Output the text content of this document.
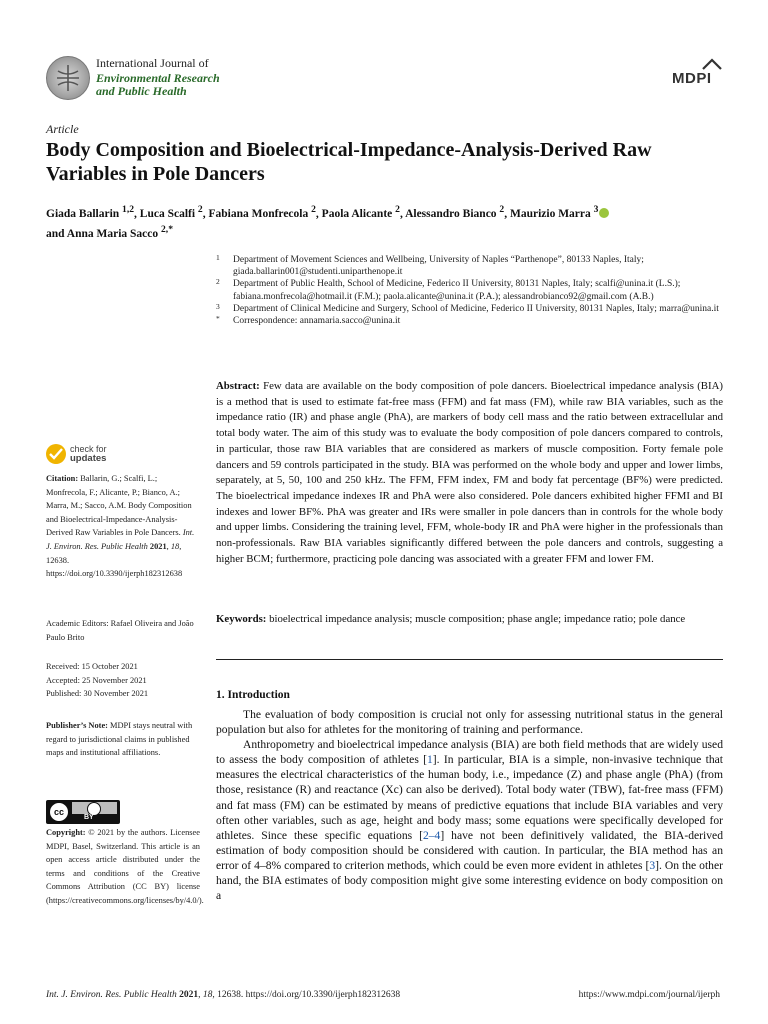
International Journal of
Environmental Research
and Public Health
MDPI
Article
Body Composition and Bioelectrical-Impedance-Analysis-Derived Raw Variables in Pole Dancers
Giada Ballarin $^{1,2}$, Luca Scalfi $^2$, Fabiana Monfrecola $^2$, Paola Alicante $^2$, Alessandro Bianco $^2$, Maurizio Marra $^3$
and Anna Maria Sacco $^{2,*}$
1 Department of Movement Sciences and Wellbeing, University of Naples “Parthenope”, 80133 Naples, Italy; giada.ballarin001@studenti.uniparthenope.it
2 Department of Public Health, School of Medicine, Federico II University, 80131 Naples, Italy; scalfi@unina.it (L.S.); fabiana.monfrecola@hotmail.it (F.M.); paola.alicante@unina.it (P.A.); alessandrobianco92@gmail.com (A.B.)
3 Department of Clinical Medicine and Surgery, School of Medicine, Federico II University, 80131 Naples, Italy; marra@unina.it
* Correspondence: annamaria.sacco@unina.it
Abstract: Few data are available on the body composition of pole dancers. Bioelectrical impedance analysis (BIA) is a method that is used to estimate fat-free mass (FFM) and fat mass (FM), while raw BIA variables, such as the impedance ratio (IR) and phase angle (PhA), are markers of body cell mass and the ratio between extracellular and total body water. The aim of this study was to evaluate the body composition of pole dancers compared to controls, in particular, those raw BIA variables that are considered as markers of muscle composition. Forty female pole dancers and 59 controls participated in the study. BIA was performed on the whole body and upper and lower limbs, separately, at 5, 50, 100 and 250 kHz. The FFM, FFM index, FM and body fat percentage (BF%) were predicted. The bioelectrical impedance indexes IR and PhA were also considered. Pole dancers exhibited higher FFMI and BI indexes and lower BF%. PhA was greater and IRs were smaller in pole dancers than in controls for the whole body and upper limbs. Considering the training level, FFM, whole-body IR and PhA were higher in the professionals than non-professionals. Raw BIA variables significantly differed between the pole dancers and controls, suggesting a higher BCM; furthermore, practicing pole dancing was associated with a greater FFM and lower FM.
Keywords: bioelectrical impedance analysis; muscle composition; phase angle; impedance ratio; pole dance
1. Introduction

The evaluation of body composition is crucial not only for assessing nutritional status in the general population but also for athletes for the monitoring of training and performance.

Anthropometry and bioelectrical impedance analysis (BIA) are both field methods that are widely used to assess the body composition of athletes [1]. In particular, BIA is a simple, non-invasive technique that measures the electrical characteristics of the human body, i.e., impedance (Z) and phase angle (PhA) (from those, resistance (R) and reactance (Xc) can also be derived). Total body water (TBW), fat-free mass (FFM) and fat mass (FM) can be estimated by means of predictive equations that include BIA variables and very often other variables, such as age, height and body mass; some equations were specifically developed for athletes. Since these specific equations [2–4] have not been definitively validated, the BIA-derived estimation of body composition should be considered with caution. In particular, the BIA method has an error of 4–8% compared to criterion methods, which could be even more evident in athletes [3]. On the other hand, the BIA estimates of body composition might give some interesting evidence on body composition on a

check for
updates
Citation: Ballarin, G.; Scalfi, L.; Monfrecola, F.; Alicante, P.; Bianco, A.; Marra, M.; Sacco, A.M. Body Composition and Bioelectrical-Impedance-Analysis-Derived Raw Variables in Pole Dancers. Int. J. Environ. Res. Public Health 2021, 18, 12638. https://doi.org/10.3390/ijerph182312638
Academic Editors: Rafael Oliveira and João Paulo Brito
Received: 15 October 2021
Accepted: 25 November 2021
Published: 30 November 2021
Publisher’s Note: MDPI stays neutral with regard to jurisdictional claims in published maps and institutional affiliations.
cc
BY
Copyright: © 2021 by the authors. Licensee MDPI, Basel, Switzerland. This article is an open access article distributed under the terms and conditions of the Creative Commons Attribution (CC BY) license (https://creativecommons.org/licenses/by/4.0/).
Int. J. Environ. Res. Public Health 2021, 18, 12638. https://doi.org/10.3390/ijerph182312638	https://www.mdpi.com/journal/ijerph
□ □ □
## What you should do
Repeat the entries exactly. Pictures are excluded from the copy.

## Task output
Output the text content of this document.
International Journal of
Environmental Research
and Public Health
MDPI
Article
Body Composition and Bioelectrical-Impedance-Analysis-Derived Raw Variables in Pole Dancers
Giada Ballarin $^{1,2}$, Luca Scalfi $^2$, Fabiana Monfrecola $^2$, Paola Alicante $^2$, Alessandro Bianco $^2$, Maurizio Marra $^3$
and Anna Maria Sacco $^{2,*}$
1 Department of Movement Sciences and Wellbeing, University of Naples “Parthenope”, 80133 Naples, Italy; giada.ballarin001@studenti.uniparthenope.it
2 Department of Public Health, School of Medicine, Federico II University, 80131 Naples, Italy; scalfi@unina.it (L.S.); fabiana.monfrecola@hotmail.it (F.M.); paola.alicante@unina.it (P.A.); alessandrobianco92@gmail.com (A.B.)
3 Department of Clinical Medicine and Surgery, School of Medicine, Federico II University, 80131 Naples, Italy; marra@unina.it
* Correspondence: annamaria.sacco@unina.it
Abstract: Few data are available on the body composition of pole dancers. Bioelectrical impedance analysis (BIA) is a method that is used to estimate fat-free mass (FFM) and fat mass (FM), while raw BIA variables, such as the impedance ratio (IR) and phase angle (PhA), are markers of body cell mass and the ratio between extracellular and total body water. The aim of this study was to evaluate the body composition of pole dancers compared to controls, in particular, those raw BIA variables that are considered as markers of muscle composition. Forty female pole dancers and 59 controls participated in the study. BIA was performed on the whole body and upper and lower limbs, separately, at 5, 50, 100 and 250 kHz. The FFM, FFM index, FM and body fat percentage (BF%) were predicted. The bioelectrical impedance indexes IR and PhA were also considered. Pole dancers exhibited higher FFMI and BI indexes and lower BF%. PhA was greater and IRs were smaller in pole dancers than in controls for the whole body and upper limbs. Considering the training level, FFM, whole-body IR and PhA were higher in the professionals than non-professionals. Raw BIA variables significantly differed between the pole dancers and controls, suggesting a higher BCM; furthermore, practicing pole dancing was associated with a greater FFM and lower FM.
Keywords: bioelectrical impedance analysis; muscle composition; phase angle; impedance ratio; pole dance
1. Introduction

The evaluation of body composition is crucial not only for assessing nutritional status in the general population but also for athletes for the monitoring of training and performance.

Anthropometry and bioelectrical impedance analysis (BIA) are both field methods that are widely used to assess the body composition of athletes [1]. In particular, BIA is a simple, non-invasive technique that measures the electrical characteristics of the human body, i.e., impedance (Z) and phase angle (PhA) (from those, resistance (R) and reactance (Xc) can also be derived). Total body water (TBW), fat-free mass (FFM) and fat mass (FM) can be estimated by means of predictive equations that include BIA variables and very often other variables, such as age, height and body mass; some equations were specifically developed for athletes. Since these specific equations [2–4] have not been definitively validated, the BIA-derived estimation of body composition should be considered with caution. In particular, the BIA method has an error of 4–8% compared to criterion methods, which could be even more evident in athletes [3]. On the other hand, the BIA estimates of body composition might give some interesting evidence on body composition on a

check for
updates
Citation: Ballarin, G.; Scalfi, L.; Monfrecola, F.; Alicante, P.; Bianco, A.; Marra, M.; Sacco, A.M. Body Composition and Bioelectrical-Impedance-Analysis-Derived Raw Variables in Pole Dancers. Int. J. Environ. Res. Public Health 2021, 18, 12638. https://doi.org/10.3390/ijerph182312638
Academic Editors: Rafael Oliveira and João Paulo Brito
Received: 15 October 2021
Accepted: 25 November 2021
Published: 30 November 2021
Publisher’s Note: MDPI stays neutral with regard to jurisdictional claims in published maps and institutional affiliations.
cc
BY
Copyright: © 2021 by the authors. Licensee MDPI, Basel, Switzerland. This article is an open access article distributed under the terms and conditions of the Creative Commons Attribution (CC BY) license (https://creativecommons.org/licenses/by/4.0/).
Int. J. Environ. Res. Public Health 2021, 18, 12638. https://doi.org/10.3390/ijerph182312638	https://www.mdpi.com/journal/ijerph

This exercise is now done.